» **PROMPT**:
For this exercise, repeat all of the material verbatim apart from its images.

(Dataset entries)
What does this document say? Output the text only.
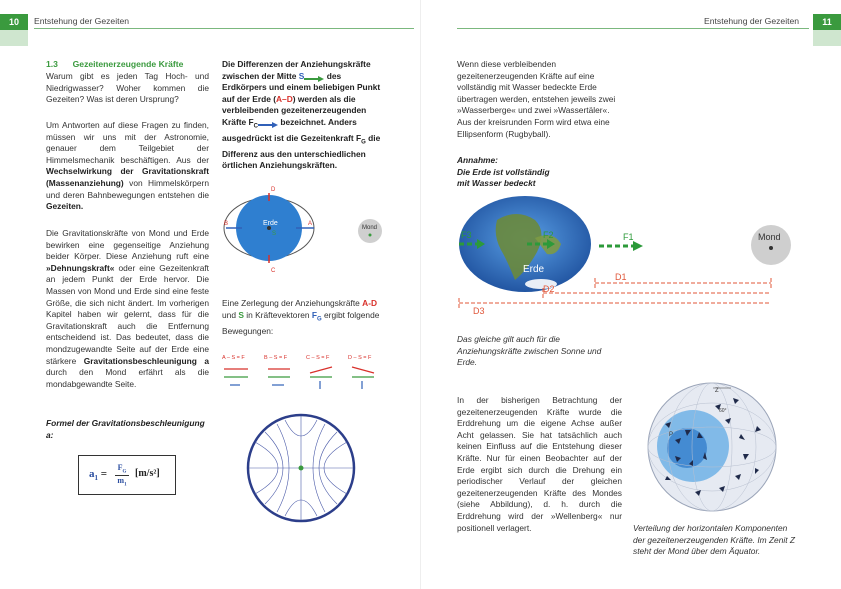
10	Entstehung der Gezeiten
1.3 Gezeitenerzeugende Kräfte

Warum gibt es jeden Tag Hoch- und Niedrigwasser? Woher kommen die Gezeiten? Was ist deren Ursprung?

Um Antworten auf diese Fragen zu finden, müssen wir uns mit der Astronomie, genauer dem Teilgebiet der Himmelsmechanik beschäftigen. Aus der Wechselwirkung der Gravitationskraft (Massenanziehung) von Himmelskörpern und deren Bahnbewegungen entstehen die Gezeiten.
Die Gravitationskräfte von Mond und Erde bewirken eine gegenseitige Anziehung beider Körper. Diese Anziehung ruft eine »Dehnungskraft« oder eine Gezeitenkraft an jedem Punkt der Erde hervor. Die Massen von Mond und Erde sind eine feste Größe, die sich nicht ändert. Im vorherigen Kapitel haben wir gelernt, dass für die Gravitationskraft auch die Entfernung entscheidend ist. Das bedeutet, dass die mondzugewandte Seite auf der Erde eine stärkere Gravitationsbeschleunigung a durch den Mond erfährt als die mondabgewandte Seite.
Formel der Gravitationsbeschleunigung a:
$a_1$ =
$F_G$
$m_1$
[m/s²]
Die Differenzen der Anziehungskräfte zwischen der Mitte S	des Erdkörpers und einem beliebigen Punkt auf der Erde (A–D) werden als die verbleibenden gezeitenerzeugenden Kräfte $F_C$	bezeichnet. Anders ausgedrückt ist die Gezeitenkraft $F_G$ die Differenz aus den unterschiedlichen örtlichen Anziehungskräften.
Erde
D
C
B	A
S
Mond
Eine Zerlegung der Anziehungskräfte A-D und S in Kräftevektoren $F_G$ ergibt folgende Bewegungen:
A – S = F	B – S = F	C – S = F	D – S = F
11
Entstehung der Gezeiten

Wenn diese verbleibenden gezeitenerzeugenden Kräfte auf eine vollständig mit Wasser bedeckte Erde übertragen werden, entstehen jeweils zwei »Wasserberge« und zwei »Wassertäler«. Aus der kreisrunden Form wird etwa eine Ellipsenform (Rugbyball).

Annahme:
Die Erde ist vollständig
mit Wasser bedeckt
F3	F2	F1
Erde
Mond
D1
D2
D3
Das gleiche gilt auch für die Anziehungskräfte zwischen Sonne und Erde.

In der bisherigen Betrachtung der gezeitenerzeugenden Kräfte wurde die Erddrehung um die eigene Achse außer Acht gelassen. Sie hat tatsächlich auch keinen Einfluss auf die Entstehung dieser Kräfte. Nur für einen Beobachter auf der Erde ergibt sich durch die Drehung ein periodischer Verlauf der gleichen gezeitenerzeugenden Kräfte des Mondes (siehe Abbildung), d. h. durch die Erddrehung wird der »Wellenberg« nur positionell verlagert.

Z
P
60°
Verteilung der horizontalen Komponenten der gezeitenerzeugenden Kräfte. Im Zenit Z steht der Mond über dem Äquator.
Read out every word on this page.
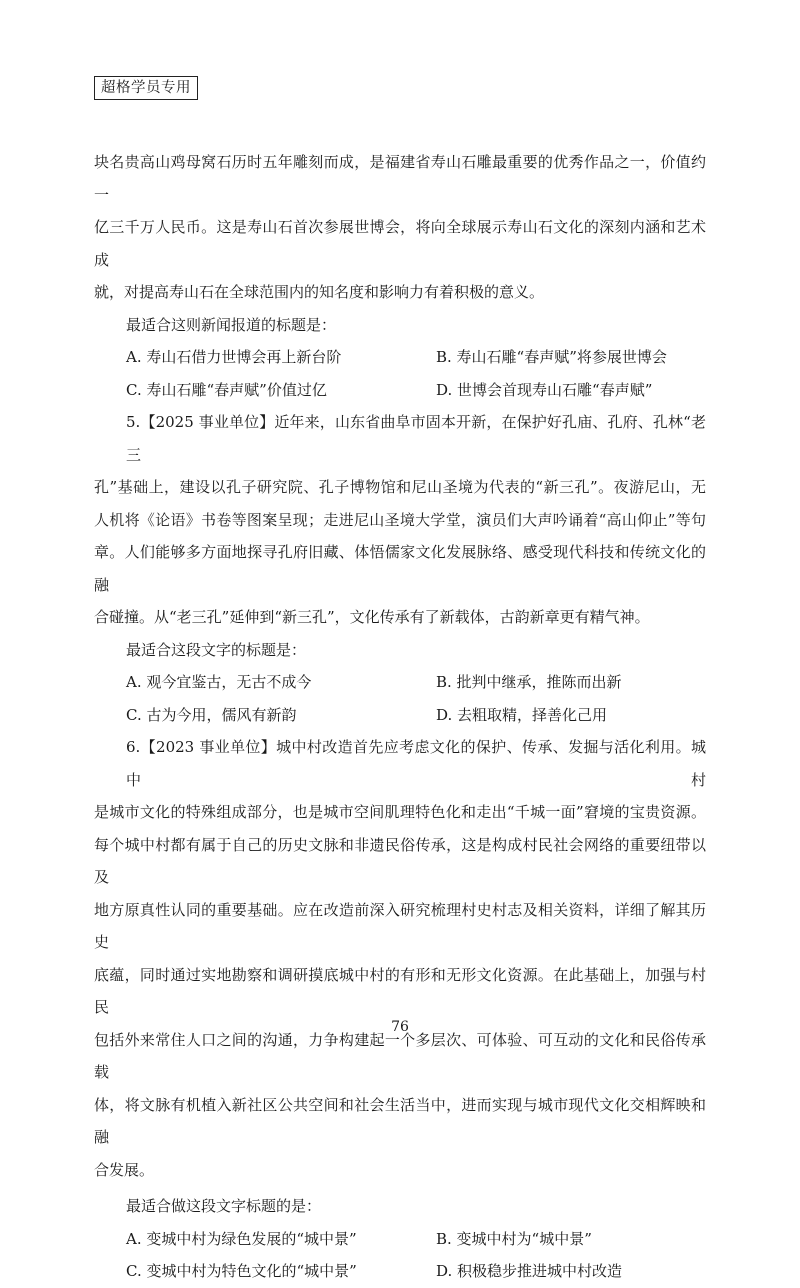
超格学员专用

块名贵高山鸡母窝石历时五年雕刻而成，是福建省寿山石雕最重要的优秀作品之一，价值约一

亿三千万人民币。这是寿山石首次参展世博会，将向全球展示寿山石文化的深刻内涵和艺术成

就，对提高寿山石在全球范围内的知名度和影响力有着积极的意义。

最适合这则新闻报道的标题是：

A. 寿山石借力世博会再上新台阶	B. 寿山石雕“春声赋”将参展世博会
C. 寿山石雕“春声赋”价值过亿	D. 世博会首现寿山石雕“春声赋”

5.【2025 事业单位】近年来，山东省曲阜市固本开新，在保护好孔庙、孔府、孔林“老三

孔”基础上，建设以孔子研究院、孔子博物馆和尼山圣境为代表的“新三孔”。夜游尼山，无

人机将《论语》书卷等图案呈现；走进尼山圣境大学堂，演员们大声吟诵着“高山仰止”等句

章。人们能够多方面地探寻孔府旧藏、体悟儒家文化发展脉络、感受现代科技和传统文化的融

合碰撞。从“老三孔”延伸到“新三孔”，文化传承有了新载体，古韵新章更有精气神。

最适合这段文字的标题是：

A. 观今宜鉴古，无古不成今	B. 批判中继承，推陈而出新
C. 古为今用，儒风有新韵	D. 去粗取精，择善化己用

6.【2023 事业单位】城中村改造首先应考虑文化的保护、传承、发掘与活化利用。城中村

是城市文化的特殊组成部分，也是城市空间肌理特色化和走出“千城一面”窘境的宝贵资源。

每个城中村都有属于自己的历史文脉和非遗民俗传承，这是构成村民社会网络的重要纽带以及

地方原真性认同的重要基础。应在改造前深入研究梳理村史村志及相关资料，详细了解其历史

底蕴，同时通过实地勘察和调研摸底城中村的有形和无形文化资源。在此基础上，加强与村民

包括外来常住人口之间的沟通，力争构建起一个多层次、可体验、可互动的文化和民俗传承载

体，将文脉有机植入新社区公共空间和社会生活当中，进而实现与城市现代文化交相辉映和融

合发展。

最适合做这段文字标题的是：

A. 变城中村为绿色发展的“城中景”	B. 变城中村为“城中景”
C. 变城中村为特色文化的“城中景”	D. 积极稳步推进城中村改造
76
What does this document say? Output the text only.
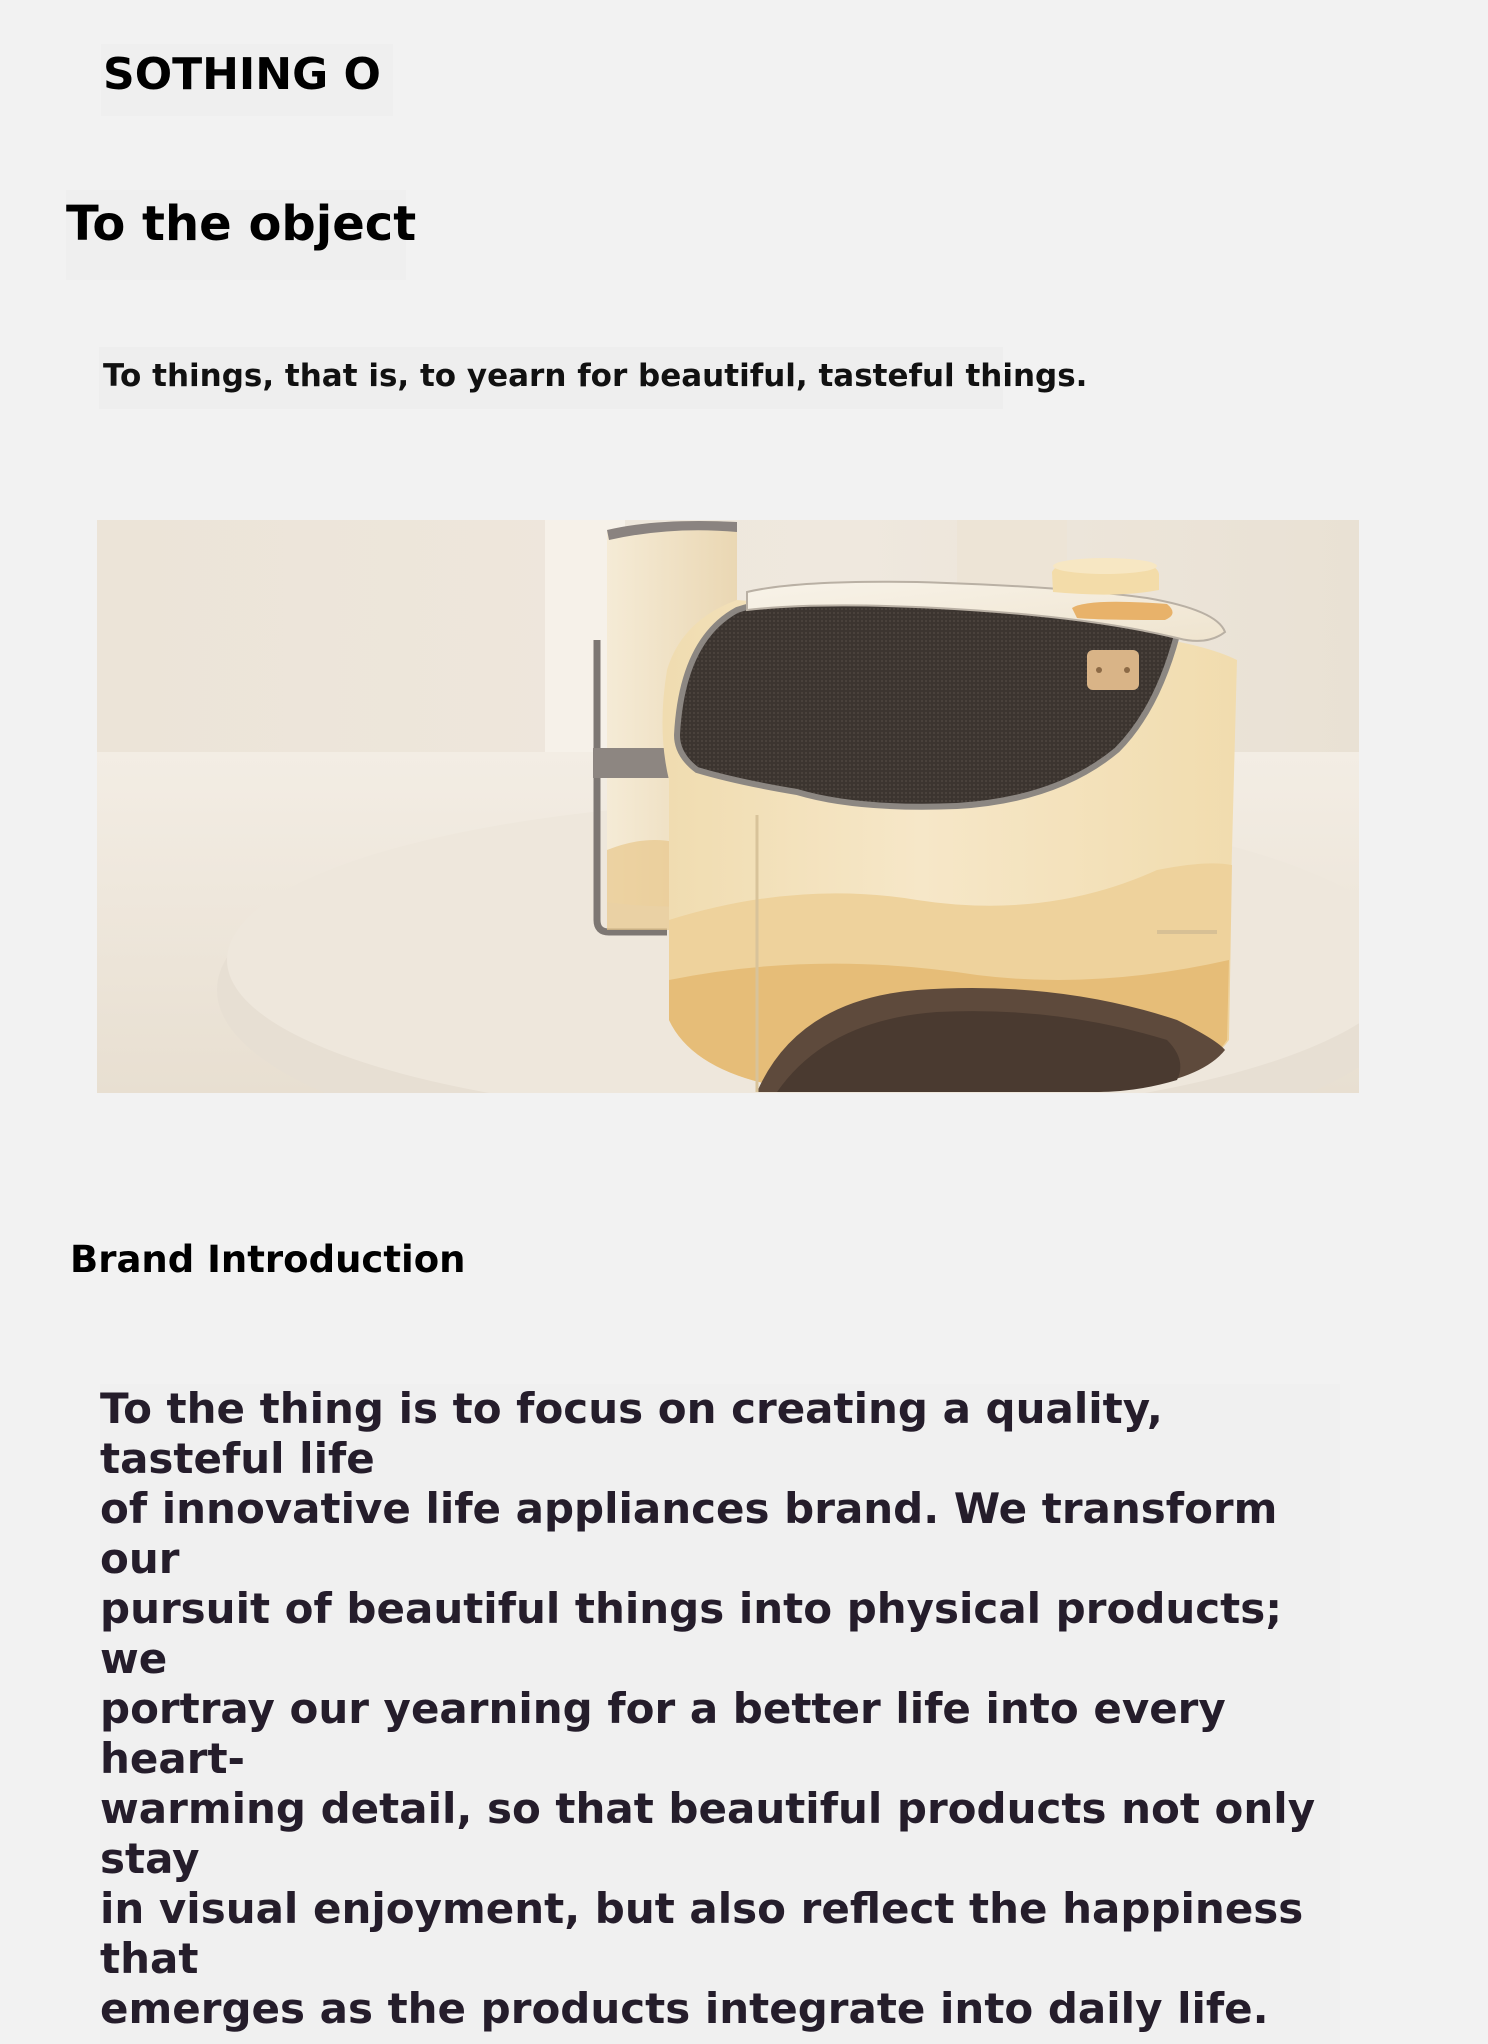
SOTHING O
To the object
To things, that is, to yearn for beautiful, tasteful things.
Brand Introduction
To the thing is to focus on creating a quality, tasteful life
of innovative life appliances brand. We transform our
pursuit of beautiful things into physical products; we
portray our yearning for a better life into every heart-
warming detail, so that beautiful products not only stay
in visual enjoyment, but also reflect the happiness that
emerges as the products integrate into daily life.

» **EXERCISE ANSWER**:
What does this document say? Output the text only.
10	Entstehung der Gezeiten
1.3 Gezeitenerzeugende Kräfte

Warum gibt es jeden Tag Hoch- und Niedrigwasser? Woher kommen die Gezeiten? Was ist deren Ursprung?

Um Antworten auf diese Fragen zu finden, müssen wir uns mit der Astronomie, genauer dem Teilgebiet der Himmelsmechanik beschäftigen. Aus der Wechselwirkung der Gravitationskraft (Massenanziehung) von Himmelskörpern und deren Bahnbewegungen entstehen die Gezeiten.
Die Gravitationskräfte von Mond und Erde bewirken eine gegenseitige Anziehung beider Körper. Diese Anziehung ruft eine »Dehnungskraft« oder eine Gezeitenkraft an jedem Punkt der Erde hervor. Die Massen von Mond und Erde sind eine feste Größe, die sich nicht ändert. Im vorherigen Kapitel haben wir gelernt, dass für die Gravitationskraft auch die Entfernung entscheidend ist. Das bedeutet, dass die mondzugewandte Seite auf der Erde eine stärkere Gravitationsbeschleunigung a durch den Mond erfährt als die mondabgewandte Seite.
Formel der Gravitationsbeschleunigung a:
$a_1$ =
$F_G$
$m_1$
[m/s²]
Die Differenzen der Anziehungskräfte zwischen der Mitte S	des Erdkörpers und einem beliebigen Punkt auf der Erde (A–D) werden als die verbleibenden gezeitenerzeugenden Kräfte $F_C$	bezeichnet. Anders ausgedrückt ist die Gezeitenkraft $F_G$ die Differenz aus den unterschiedlichen örtlichen Anziehungskräften.
Erde
D
C
B	A
S
Mond
Eine Zerlegung der Anziehungskräfte A-D und S in Kräftevektoren $F_G$ ergibt folgende Bewegungen:
A – S = F	B – S = F	C – S = F	D – S = F
11
Entstehung der Gezeiten

Wenn diese verbleibenden gezeitenerzeugenden Kräfte auf eine vollständig mit Wasser bedeckte Erde übertragen werden, entstehen jeweils zwei »Wasserberge« und zwei »Wassertäler«. Aus der kreisrunden Form wird etwa eine Ellipsenform (Rugbyball).

Annahme:
Die Erde ist vollständig
mit Wasser bedeckt
F3	F2	F1
Erde
Mond
D1
D2
D3
Das gleiche gilt auch für die Anziehungskräfte zwischen Sonne und Erde.

In der bisherigen Betrachtung der gezeitenerzeugenden Kräfte wurde die Erddrehung um die eigene Achse außer Acht gelassen. Sie hat tatsächlich auch keinen Einfluss auf die Entstehung dieser Kräfte. Nur für einen Beobachter auf der Erde ergibt sich durch die Drehung ein periodischer Verlauf der gleichen gezeitenerzeugenden Kräfte des Mondes (siehe Abbildung), d. h. durch die Erddrehung wird der »Wellenberg« nur positionell verlagert.

Z
P
60°
Verteilung der horizontalen Komponenten der gezeitenerzeugenden Kräfte. Im Zenit Z steht der Mond über dem Äquator.
Read out every word on this page.
超格学员专用

块名贵高山鸡母窝石历时五年雕刻而成，是福建省寿山石雕最重要的优秀作品之一，价值约一

亿三千万人民币。这是寿山石首次参展世博会，将向全球展示寿山石文化的深刻内涵和艺术成

就，对提高寿山石在全球范围内的知名度和影响力有着积极的意义。

最适合这则新闻报道的标题是：

A. 寿山石借力世博会再上新台阶	B. 寿山石雕“春声赋”将参展世博会
C. 寿山石雕“春声赋”价值过亿	D. 世博会首现寿山石雕“春声赋”

5.【2025 事业单位】近年来，山东省曲阜市固本开新，在保护好孔庙、孔府、孔林“老三

孔”基础上，建设以孔子研究院、孔子博物馆和尼山圣境为代表的“新三孔”。夜游尼山，无

人机将《论语》书卷等图案呈现；走进尼山圣境大学堂，演员们大声吟诵着“高山仰止”等句

章。人们能够多方面地探寻孔府旧藏、体悟儒家文化发展脉络、感受现代科技和传统文化的融

合碰撞。从“老三孔”延伸到“新三孔”，文化传承有了新载体，古韵新章更有精气神。

最适合这段文字的标题是：

A. 观今宜鉴古，无古不成今	B. 批判中继承，推陈而出新
C. 古为今用，儒风有新韵	D. 去粗取精，择善化己用

6.【2023 事业单位】城中村改造首先应考虑文化的保护、传承、发掘与活化利用。城中村

是城市文化的特殊组成部分，也是城市空间肌理特色化和走出“千城一面”窘境的宝贵资源。

每个城中村都有属于自己的历史文脉和非遗民俗传承，这是构成村民社会网络的重要纽带以及

地方原真性认同的重要基础。应在改造前深入研究梳理村史村志及相关资料，详细了解其历史

底蕴，同时通过实地勘察和调研摸底城中村的有形和无形文化资源。在此基础上，加强与村民

包括外来常住人口之间的沟通，力争构建起一个多层次、可体验、可互动的文化和民俗传承载

体，将文脉有机植入新社区公共空间和社会生活当中，进而实现与城市现代文化交相辉映和融

合发展。

最适合做这段文字标题的是：

A. 变城中村为绿色发展的“城中景”	B. 变城中村为“城中景”
C. 变城中村为特色文化的“城中景”	D. 积极稳步推进城中村改造
76
What does this document say? Output the text only.
SOTHING O
To the object
To things, that is, to yearn for beautiful, tasteful things.
Brand Introduction
To the thing is to focus on creating a quality, tasteful life
of innovative life appliances brand. We transform our
pursuit of beautiful things into physical products; we
portray our yearning for a better life into every heart-
warming detail, so that beautiful products not only stay
in visual enjoyment, but also reflect the happiness that
emerges as the products integrate into daily life.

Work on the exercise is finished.